■ **WORK TO BE COMPLETED**: Write out every entry, unchanged. Skip any picture.

■ **DATASET EXTRACT**:
----------

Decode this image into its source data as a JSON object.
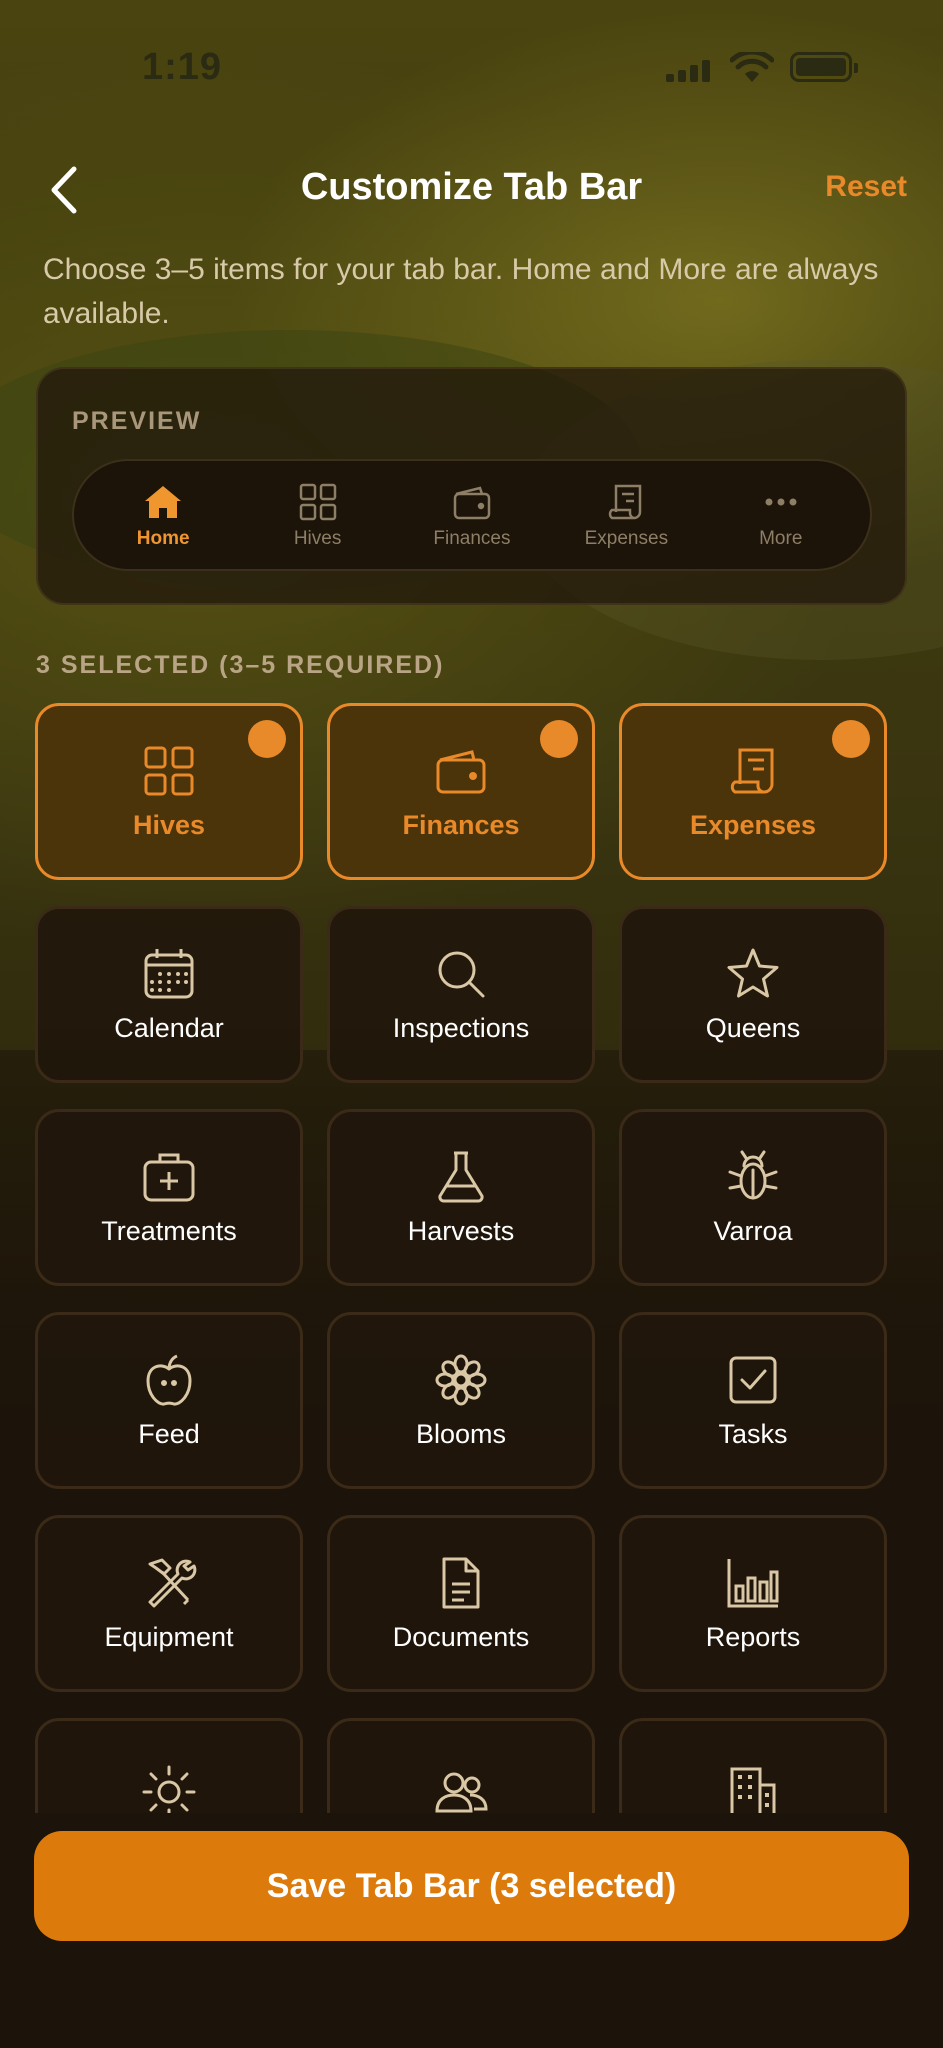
{
  "status_bar": {
    "time": "1:19"
  },
  "header": {
    "title": "Customize Tab Bar",
    "reset_label": "Reset"
  },
  "subtitle": "Choose 3–5 items for your tab bar. Home and More are always available.",
  "preview": {
    "label": "PREVIEW",
    "items": [
      {
        "label": "Home",
        "icon": "home-icon",
        "active": true
      },
      {
        "label": "Hives",
        "icon": "grid-icon",
        "active": false
      },
      {
        "label": "Finances",
        "icon": "wallet-icon",
        "active": false
      },
      {
        "label": "Expenses",
        "icon": "receipt-icon",
        "active": false
      },
      {
        "label": "More",
        "icon": "ellipsis-icon",
        "active": false
      }
    ]
  },
  "selection_label": "3 SELECTED (3–5 REQUIRED)",
  "tiles": [
    {
      "label": "Hives",
      "icon": "grid-icon",
      "selected": true
    },
    {
      "label": "Finances",
      "icon": "wallet-icon",
      "selected": true
    },
    {
      "label": "Expenses",
      "icon": "receipt-icon",
      "selected": true
    },
    {
      "label": "Calendar",
      "icon": "calendar-icon",
      "selected": false
    },
    {
      "label": "Inspections",
      "icon": "search-icon",
      "selected": false
    },
    {
      "label": "Queens",
      "icon": "star-icon",
      "selected": false
    },
    {
      "label": "Treatments",
      "icon": "medkit-icon",
      "selected": false
    },
    {
      "label": "Harvests",
      "icon": "flask-icon",
      "selected": false
    },
    {
      "label": "Varroa",
      "icon": "bug-icon",
      "selected": false
    },
    {
      "label": "Feed",
      "icon": "apple-icon",
      "selected": false
    },
    {
      "label": "Blooms",
      "icon": "flower-icon",
      "selected": false
    },
    {
      "label": "Tasks",
      "icon": "checkbox-icon",
      "selected": false
    },
    {
      "label": "Equipment",
      "icon": "tools-icon",
      "selected": false
    },
    {
      "label": "Documents",
      "icon": "document-icon",
      "selected": false
    },
    {
      "label": "Reports",
      "icon": "bar-chart-icon",
      "selected": false
    },
    {
      "label": "",
      "icon": "sun-icon",
      "selected": false
    },
    {
      "label": "",
      "icon": "people-icon",
      "selected": false
    },
    {
      "label": "",
      "icon": "building-icon",
      "selected": false
    }
  ],
  "save_button": {
    "label": "Save Tab Bar (3 selected)"
  },
  "colors": {
    "accent": "#e8892a",
    "button": "#dc7b0c",
    "background": "#1c130a"
  }
}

----------

■ **EXERCISE ANSWER**:
Decode this image into its source data as a JSON object.
{
  "status_bar": {
    "time": "1:19"
  },
  "header": {
    "title": "Customize Tab Bar",
    "reset_label": "Reset"
  },
  "subtitle": "Choose 3–5 items for your tab bar. Home and More are always available.",
  "preview": {
    "label": "PREVIEW",
    "items": [
      {
        "label": "Home",
        "icon": "home-icon",
        "active": true
      },
      {
        "label": "Hives",
        "icon": "grid-icon",
        "active": false
      },
      {
        "label": "Finances",
        "icon": "wallet-icon",
        "active": false
      },
      {
        "label": "Expenses",
        "icon": "receipt-icon",
        "active": false
      },
      {
        "label": "More",
        "icon": "ellipsis-icon",
        "active": false
      }
    ]
  },
  "selection_label": "3 SELECTED (3–5 REQUIRED)",
  "tiles": [
    {
      "label": "Hives",
      "icon": "grid-icon",
      "selected": true
    },
    {
      "label": "Finances",
      "icon": "wallet-icon",
      "selected": true
    },
    {
      "label": "Expenses",
      "icon": "receipt-icon",
      "selected": true
    },
    {
      "label": "Calendar",
      "icon": "calendar-icon",
      "selected": false
    },
    {
      "label": "Inspections",
      "icon": "search-icon",
      "selected": false
    },
    {
      "label": "Queens",
      "icon": "star-icon",
      "selected": false
    },
    {
      "label": "Treatments",
      "icon": "medkit-icon",
      "selected": false
    },
    {
      "label": "Harvests",
      "icon": "flask-icon",
      "selected": false
    },
    {
      "label": "Varroa",
      "icon": "bug-icon",
      "selected": false
    },
    {
      "label": "Feed",
      "icon": "apple-icon",
      "selected": false
    },
    {
      "label": "Blooms",
      "icon": "flower-icon",
      "selected": false
    },
    {
      "label": "Tasks",
      "icon": "checkbox-icon",
      "selected": false
    },
    {
      "label": "Equipment",
      "icon": "tools-icon",
      "selected": false
    },
    {
      "label": "Documents",
      "icon": "document-icon",
      "selected": false
    },
    {
      "label": "Reports",
      "icon": "bar-chart-icon",
      "selected": false
    },
    {
      "label": "",
      "icon": "sun-icon",
      "selected": false
    },
    {
      "label": "",
      "icon": "people-icon",
      "selected": false
    },
    {
      "label": "",
      "icon": "building-icon",
      "selected": false
    }
  ],
  "save_button": {
    "label": "Save Tab Bar (3 selected)"
  },
  "colors": {
    "accent": "#e8892a",
    "button": "#dc7b0c",
    "background": "#1c130a"
  }
}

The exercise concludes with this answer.